**EXERCISE REQUIREMENTS**
In the entries below, how many lines hold the string "this"? Give only the number.
=======
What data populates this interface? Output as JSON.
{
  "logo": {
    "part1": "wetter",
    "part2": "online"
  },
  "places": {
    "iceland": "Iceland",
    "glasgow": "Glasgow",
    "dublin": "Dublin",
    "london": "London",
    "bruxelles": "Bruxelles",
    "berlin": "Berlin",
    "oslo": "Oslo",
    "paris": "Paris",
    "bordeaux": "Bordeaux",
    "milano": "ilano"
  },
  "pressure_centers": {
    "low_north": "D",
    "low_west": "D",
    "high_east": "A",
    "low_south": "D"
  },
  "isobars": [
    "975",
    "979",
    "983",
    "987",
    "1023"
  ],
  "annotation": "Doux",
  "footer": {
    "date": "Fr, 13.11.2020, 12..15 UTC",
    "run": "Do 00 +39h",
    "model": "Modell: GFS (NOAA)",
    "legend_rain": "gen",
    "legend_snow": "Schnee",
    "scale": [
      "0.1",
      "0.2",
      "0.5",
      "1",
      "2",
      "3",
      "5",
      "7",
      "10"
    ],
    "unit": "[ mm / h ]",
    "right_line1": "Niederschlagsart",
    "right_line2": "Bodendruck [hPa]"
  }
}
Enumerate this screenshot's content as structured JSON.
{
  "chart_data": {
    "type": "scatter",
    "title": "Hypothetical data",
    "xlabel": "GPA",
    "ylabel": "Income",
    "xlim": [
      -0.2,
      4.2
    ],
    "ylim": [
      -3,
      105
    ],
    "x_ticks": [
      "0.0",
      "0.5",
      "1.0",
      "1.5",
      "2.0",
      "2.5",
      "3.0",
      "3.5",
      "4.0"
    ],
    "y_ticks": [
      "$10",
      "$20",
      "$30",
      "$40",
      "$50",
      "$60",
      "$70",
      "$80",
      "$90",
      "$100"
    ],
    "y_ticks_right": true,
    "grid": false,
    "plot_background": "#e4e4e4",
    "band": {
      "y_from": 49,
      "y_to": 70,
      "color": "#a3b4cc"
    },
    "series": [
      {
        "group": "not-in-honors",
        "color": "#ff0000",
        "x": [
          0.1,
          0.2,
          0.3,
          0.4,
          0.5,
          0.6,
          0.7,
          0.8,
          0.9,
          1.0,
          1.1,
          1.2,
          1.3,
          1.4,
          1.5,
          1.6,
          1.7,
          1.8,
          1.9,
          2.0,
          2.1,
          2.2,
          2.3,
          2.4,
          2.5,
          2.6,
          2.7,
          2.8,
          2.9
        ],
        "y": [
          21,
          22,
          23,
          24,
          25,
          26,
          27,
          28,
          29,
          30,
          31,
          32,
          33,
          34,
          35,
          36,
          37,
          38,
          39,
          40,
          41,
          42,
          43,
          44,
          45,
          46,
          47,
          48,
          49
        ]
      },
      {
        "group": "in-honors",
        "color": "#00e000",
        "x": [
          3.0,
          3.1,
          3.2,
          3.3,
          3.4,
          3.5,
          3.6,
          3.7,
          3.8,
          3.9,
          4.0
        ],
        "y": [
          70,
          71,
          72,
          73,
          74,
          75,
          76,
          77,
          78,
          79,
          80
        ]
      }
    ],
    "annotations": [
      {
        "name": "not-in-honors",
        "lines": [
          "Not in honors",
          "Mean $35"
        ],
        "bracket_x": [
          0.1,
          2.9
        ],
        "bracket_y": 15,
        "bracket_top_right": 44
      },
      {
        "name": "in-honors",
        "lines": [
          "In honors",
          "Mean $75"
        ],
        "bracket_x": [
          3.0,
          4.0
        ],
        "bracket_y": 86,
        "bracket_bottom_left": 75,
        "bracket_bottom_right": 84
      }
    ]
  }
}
=======
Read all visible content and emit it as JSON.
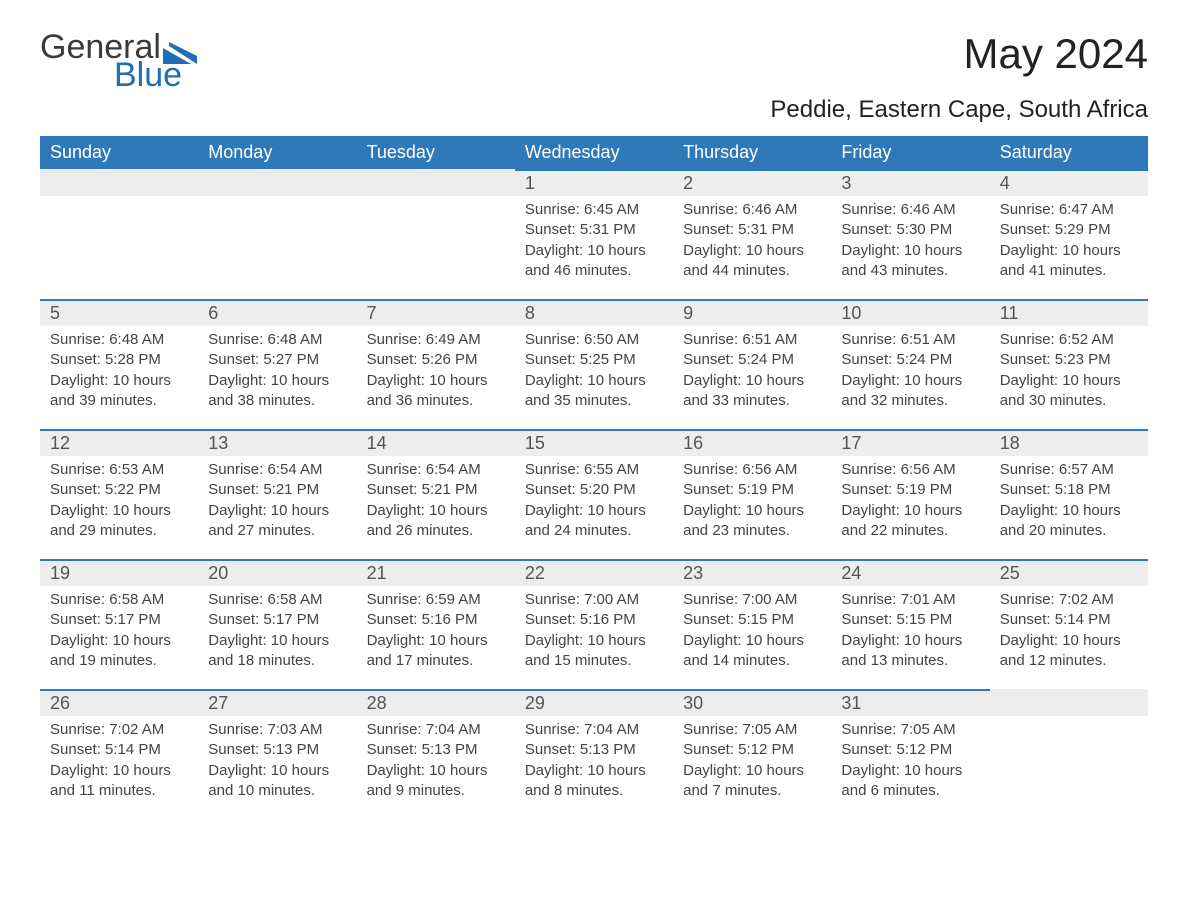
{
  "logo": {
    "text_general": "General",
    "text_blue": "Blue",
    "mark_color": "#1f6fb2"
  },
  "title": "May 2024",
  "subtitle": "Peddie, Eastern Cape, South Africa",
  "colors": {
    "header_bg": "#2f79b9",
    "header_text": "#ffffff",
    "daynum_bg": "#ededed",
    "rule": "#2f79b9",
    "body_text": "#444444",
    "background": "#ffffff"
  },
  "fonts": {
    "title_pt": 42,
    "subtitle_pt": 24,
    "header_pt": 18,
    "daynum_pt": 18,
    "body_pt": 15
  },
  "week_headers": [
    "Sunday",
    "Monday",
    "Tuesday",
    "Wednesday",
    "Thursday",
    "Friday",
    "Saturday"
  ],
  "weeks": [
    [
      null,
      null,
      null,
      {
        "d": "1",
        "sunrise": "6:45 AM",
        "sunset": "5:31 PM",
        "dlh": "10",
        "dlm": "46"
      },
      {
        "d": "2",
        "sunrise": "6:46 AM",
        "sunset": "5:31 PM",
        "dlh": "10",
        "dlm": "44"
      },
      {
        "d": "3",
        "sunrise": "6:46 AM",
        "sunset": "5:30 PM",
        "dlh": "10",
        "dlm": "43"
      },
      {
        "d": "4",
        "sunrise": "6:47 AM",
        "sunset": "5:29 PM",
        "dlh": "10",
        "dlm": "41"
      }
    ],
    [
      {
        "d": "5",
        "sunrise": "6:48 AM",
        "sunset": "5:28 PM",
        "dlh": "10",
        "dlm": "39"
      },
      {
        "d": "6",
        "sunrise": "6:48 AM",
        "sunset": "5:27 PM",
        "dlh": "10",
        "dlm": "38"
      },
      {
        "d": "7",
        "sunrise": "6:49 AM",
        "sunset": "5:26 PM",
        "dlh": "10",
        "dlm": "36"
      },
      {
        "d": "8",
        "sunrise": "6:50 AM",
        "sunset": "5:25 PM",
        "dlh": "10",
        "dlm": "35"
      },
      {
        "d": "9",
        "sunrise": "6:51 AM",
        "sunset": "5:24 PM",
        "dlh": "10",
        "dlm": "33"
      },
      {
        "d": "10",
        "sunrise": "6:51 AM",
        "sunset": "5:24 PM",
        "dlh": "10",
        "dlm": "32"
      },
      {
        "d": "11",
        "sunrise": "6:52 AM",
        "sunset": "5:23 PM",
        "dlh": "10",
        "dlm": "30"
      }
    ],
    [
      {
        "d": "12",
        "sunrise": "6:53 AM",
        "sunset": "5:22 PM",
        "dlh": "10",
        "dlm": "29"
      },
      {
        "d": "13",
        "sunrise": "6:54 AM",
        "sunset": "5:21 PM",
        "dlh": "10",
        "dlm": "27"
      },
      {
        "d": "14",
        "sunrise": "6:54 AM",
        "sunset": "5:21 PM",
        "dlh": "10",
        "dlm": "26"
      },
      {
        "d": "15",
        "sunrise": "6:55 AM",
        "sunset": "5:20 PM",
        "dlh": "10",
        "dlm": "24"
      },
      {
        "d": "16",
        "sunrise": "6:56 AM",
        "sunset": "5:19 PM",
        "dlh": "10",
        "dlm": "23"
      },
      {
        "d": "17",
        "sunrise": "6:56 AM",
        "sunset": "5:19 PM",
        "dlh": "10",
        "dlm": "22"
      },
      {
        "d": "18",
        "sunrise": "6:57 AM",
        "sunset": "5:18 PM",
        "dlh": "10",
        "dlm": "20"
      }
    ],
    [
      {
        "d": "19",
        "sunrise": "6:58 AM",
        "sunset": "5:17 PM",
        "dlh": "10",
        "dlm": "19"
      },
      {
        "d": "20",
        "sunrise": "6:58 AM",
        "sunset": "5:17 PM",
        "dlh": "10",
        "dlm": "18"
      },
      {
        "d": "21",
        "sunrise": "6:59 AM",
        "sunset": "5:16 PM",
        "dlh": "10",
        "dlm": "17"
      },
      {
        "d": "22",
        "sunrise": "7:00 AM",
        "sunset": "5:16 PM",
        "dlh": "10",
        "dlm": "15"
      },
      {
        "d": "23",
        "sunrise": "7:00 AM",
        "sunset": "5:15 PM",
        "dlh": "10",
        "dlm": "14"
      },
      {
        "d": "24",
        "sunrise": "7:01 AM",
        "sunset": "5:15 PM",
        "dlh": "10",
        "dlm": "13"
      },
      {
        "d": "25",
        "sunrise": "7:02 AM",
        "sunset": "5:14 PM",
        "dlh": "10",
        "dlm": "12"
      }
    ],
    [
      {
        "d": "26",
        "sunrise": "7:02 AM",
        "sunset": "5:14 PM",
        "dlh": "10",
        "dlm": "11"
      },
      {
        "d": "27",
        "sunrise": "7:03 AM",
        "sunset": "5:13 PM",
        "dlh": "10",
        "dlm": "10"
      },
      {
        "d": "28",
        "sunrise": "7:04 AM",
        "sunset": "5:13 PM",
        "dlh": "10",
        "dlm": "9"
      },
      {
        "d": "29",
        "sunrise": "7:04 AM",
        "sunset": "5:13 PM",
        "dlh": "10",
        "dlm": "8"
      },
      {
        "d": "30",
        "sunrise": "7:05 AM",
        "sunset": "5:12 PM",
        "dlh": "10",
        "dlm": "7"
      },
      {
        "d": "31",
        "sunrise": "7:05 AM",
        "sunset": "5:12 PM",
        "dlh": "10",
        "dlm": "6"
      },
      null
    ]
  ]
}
=======
**FINISHED EXERCISE**
2